# Requirement
Lift out each line of the data that holds "сумма".

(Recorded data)
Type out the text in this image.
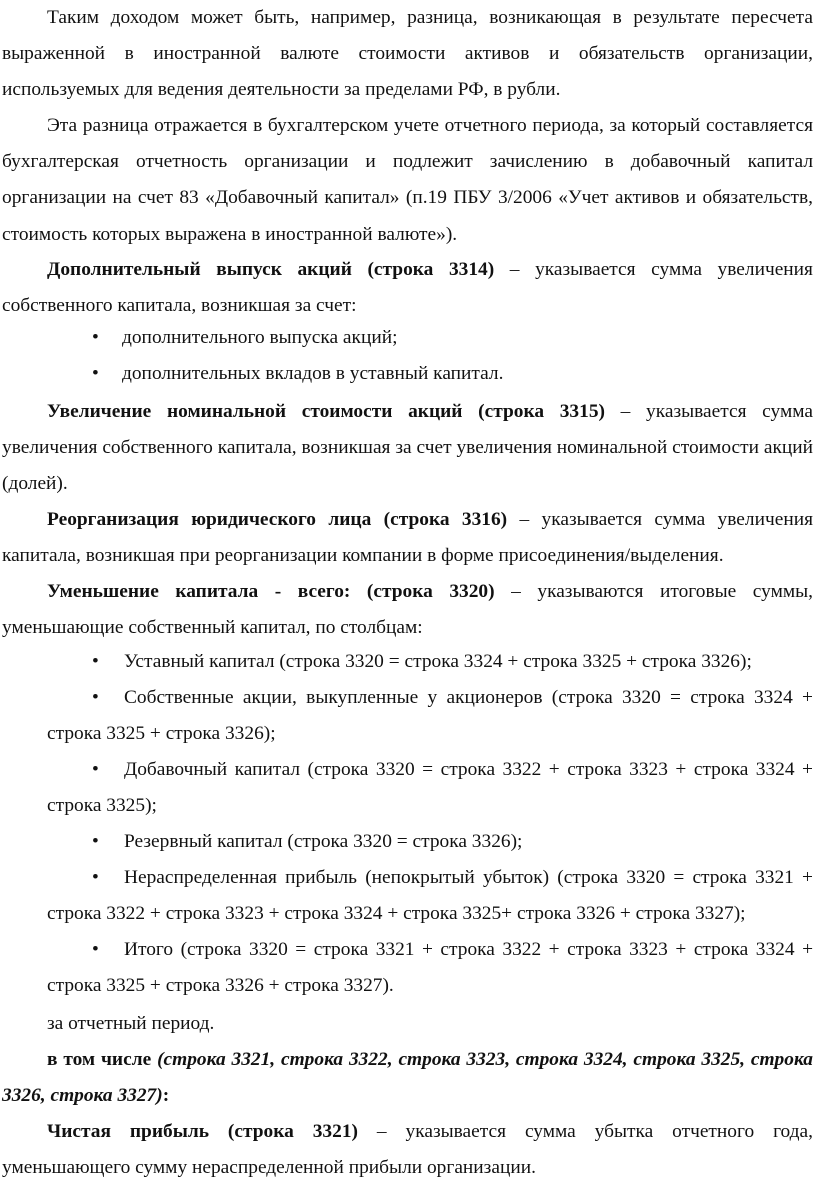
Таким доходом может быть, например, разница, возникающая в результате пересчета выраженной в иностранной валюте стоимости активов и обязательств организации, используемых для ведения деятельности за пределами РФ, в рубли.

Эта разница отражается в бухгалтерском учете отчетного периода, за который составляется бухгалтерская отчетность организации и подлежит зачислению в добавочный капитал организации на счет 83 «Добавочный капитал» (п.19 ПБУ 3/2006 «Учет активов и обязательств, стоимость которых выражена в иностранной валюте»).

Дополнительный выпуск акций (строка 3314) – указывается сумма увеличения собственного капитала, возникшая за счет:

•	дополнительного выпуска акций;

•	дополнительных вкладов в уставный капитал.

Увеличение номинальной стоимости акций (строка 3315) – указывается сумма увеличения собственного капитала, возникшая за счет увеличения номинальной стоимости акций (долей).

Реорганизация юридического лица (строка 3316) – указывается сумма увеличения капитала, возникшая при реорганизации компании в форме присоединения/выделения.

Уменьшение капитала - всего: (строка 3320) – указываются итоговые суммы, уменьшающие собственный капитал, по столбцам:

• Уставный капитал (строка 3320 = строка 3324 + строка 3325 + строка 3326);

• Собственные акции, выкупленные у акционеров (строка 3320 = строка 3324 + строка 3325 + строка 3326);

• Добавочный капитал (строка 3320 = строка 3322 + строка 3323 + строка 3324 + строка 3325);

• Резервный капитал (строка 3320 = строка 3326);

• Нераспределенная прибыль (непокрытый убыток) (строка 3320 = строка 3321 + строка 3322 + строка 3323 + строка 3324 + строка 3325+ строка 3326 + строка 3327);

• Итого (строка 3320 = строка 3321 + строка 3322 + строка 3323 + строка 3324 + строка 3325 + строка 3326 + строка 3327).

за отчетный период.

в том числе (строка 3321, строка 3322, строка 3323, строка 3324, строка 3325, строка 3326, строка 3327):

Чистая прибыль (строка 3321) – указывается сумма убытка отчетного года, уменьшающего сумму нераспределенной прибыли организации.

# Answer below
Дополнительный выпуск акций (строка 3314) – указывается сумма увеличения собственного капитала, возникшая за счет:
Увеличение номинальной стоимости акций (строка 3315) – указывается сумма увеличения собственного капитала, возникшая за счет увеличения номинальной стоимости акций (долей).
Реорганизация юридического лица (строка 3316) – указывается сумма увеличения капитала, возникшая при реорганизации компании в форме присоединения/выделения.
Чистая прибыль (строка 3321) – указывается сумма убытка отчетного года, уменьшающего сумму нераспределенной прибыли организации.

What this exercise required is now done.